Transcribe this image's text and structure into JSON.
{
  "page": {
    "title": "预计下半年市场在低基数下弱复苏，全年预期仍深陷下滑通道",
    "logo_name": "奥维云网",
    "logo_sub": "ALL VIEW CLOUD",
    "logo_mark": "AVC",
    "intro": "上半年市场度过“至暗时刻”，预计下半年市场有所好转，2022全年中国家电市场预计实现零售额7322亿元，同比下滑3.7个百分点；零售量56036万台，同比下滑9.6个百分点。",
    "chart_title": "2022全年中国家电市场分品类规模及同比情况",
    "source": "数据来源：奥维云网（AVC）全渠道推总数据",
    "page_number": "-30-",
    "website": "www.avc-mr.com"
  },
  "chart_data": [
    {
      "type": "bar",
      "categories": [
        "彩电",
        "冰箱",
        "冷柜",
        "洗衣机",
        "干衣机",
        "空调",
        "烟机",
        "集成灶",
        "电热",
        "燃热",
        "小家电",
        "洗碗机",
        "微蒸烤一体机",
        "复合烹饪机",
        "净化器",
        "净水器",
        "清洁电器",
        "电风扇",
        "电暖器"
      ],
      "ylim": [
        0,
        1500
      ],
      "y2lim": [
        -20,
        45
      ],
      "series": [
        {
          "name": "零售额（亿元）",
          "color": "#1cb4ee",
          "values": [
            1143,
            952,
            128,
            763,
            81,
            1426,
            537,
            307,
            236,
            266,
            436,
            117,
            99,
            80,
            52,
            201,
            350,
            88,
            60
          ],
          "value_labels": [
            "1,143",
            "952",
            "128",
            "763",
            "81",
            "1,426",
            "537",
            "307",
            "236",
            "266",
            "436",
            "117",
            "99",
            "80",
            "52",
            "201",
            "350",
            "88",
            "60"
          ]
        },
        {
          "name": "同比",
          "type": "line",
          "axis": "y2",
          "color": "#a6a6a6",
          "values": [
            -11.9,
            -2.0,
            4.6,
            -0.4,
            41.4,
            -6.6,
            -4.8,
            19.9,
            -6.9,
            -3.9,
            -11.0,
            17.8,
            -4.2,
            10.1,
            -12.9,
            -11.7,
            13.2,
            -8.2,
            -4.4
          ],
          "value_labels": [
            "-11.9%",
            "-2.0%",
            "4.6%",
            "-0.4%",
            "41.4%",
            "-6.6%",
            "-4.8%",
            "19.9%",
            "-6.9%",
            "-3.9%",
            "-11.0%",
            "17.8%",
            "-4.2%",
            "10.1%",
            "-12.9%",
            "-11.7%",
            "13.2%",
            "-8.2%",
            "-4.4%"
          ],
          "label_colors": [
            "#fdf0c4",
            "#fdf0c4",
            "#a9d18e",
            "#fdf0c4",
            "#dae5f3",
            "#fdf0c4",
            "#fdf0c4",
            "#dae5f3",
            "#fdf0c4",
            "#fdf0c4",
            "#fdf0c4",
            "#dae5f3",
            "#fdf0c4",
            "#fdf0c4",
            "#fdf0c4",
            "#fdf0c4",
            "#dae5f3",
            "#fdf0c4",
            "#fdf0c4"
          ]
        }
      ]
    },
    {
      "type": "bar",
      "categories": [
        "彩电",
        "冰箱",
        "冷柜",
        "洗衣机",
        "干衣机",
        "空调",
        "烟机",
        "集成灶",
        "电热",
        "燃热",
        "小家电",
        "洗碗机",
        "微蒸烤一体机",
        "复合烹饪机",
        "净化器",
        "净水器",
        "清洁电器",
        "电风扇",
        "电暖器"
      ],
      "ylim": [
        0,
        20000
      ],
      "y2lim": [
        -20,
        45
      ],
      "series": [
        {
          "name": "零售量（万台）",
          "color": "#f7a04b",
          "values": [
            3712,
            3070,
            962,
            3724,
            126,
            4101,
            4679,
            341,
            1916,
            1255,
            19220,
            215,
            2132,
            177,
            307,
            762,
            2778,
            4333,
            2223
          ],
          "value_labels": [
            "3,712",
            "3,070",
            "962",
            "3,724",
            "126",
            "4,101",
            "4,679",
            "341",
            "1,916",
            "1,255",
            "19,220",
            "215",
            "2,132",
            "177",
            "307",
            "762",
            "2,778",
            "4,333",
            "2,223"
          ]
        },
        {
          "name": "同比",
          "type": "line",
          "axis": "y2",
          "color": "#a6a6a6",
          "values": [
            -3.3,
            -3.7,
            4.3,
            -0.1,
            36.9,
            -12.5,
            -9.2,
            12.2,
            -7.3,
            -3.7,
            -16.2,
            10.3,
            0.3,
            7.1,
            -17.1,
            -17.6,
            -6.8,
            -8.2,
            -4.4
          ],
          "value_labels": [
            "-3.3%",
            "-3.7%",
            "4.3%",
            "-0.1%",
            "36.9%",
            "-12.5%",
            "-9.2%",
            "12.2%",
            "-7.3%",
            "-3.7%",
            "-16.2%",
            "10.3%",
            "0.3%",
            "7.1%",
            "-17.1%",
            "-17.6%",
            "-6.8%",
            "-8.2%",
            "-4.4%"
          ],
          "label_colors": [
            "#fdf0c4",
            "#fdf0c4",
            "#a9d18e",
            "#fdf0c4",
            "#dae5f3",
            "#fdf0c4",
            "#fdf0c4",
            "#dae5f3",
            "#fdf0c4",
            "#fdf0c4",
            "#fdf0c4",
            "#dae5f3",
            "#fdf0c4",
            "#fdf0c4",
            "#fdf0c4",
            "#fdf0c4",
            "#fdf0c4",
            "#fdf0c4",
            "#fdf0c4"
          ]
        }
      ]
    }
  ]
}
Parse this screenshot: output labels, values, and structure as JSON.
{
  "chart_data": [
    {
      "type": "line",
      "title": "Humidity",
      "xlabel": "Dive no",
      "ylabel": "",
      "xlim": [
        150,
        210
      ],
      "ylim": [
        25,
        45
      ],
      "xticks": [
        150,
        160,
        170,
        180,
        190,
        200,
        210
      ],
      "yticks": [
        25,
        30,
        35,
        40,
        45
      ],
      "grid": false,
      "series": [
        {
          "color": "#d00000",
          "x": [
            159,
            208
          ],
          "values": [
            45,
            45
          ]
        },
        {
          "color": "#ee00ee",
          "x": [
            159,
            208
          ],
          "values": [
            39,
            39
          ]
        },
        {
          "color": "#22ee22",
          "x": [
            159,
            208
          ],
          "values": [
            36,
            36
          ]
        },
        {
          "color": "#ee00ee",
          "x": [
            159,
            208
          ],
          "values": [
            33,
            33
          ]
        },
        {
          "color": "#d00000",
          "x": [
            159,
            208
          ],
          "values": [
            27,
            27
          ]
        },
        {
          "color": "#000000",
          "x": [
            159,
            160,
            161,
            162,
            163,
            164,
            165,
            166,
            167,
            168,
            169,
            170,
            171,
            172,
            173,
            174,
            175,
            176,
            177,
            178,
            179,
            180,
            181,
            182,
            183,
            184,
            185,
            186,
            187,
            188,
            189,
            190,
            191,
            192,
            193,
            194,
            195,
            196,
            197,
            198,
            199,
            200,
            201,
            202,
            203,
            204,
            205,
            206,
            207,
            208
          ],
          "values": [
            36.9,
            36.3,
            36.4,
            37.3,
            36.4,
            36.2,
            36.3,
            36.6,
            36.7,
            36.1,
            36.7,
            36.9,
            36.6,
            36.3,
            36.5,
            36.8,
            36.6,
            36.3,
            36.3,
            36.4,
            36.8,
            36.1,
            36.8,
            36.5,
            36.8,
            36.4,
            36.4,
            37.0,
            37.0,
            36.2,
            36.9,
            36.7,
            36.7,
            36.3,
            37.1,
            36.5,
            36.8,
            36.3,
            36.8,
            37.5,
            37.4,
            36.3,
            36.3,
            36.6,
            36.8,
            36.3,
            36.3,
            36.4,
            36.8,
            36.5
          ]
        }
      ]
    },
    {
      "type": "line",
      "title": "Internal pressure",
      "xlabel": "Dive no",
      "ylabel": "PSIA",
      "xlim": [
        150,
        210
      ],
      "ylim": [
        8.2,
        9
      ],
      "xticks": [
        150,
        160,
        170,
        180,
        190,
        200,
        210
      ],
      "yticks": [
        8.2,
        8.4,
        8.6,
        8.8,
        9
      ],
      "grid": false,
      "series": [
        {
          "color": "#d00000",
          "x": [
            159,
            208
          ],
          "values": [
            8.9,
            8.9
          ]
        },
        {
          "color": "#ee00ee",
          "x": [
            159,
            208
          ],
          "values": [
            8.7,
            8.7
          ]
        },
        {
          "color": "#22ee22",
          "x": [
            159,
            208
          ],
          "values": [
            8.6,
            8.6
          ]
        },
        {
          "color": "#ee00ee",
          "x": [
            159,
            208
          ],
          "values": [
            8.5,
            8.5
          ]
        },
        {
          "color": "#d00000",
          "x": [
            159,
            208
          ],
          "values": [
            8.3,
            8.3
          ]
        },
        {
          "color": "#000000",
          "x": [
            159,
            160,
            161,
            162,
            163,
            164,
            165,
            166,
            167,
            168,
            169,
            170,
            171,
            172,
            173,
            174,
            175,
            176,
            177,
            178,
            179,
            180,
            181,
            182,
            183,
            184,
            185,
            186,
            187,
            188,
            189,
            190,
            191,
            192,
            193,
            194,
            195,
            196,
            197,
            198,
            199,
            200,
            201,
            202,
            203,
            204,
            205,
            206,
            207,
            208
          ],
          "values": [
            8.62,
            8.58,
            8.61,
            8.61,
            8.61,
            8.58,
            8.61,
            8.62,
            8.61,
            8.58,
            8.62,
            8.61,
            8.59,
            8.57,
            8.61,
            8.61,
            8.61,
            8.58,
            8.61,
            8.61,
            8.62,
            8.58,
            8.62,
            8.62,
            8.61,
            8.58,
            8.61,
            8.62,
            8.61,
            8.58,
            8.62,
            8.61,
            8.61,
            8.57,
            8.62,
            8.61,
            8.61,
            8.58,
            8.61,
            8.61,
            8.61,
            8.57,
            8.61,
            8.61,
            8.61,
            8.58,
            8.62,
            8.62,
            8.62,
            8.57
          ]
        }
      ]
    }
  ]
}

····················

Identify and extract each line of the listing that contains "奥维云网".

    "logo_name": "奥维云网",
    "source": "数据来源：奥维云网（AVC）全渠道推总数据",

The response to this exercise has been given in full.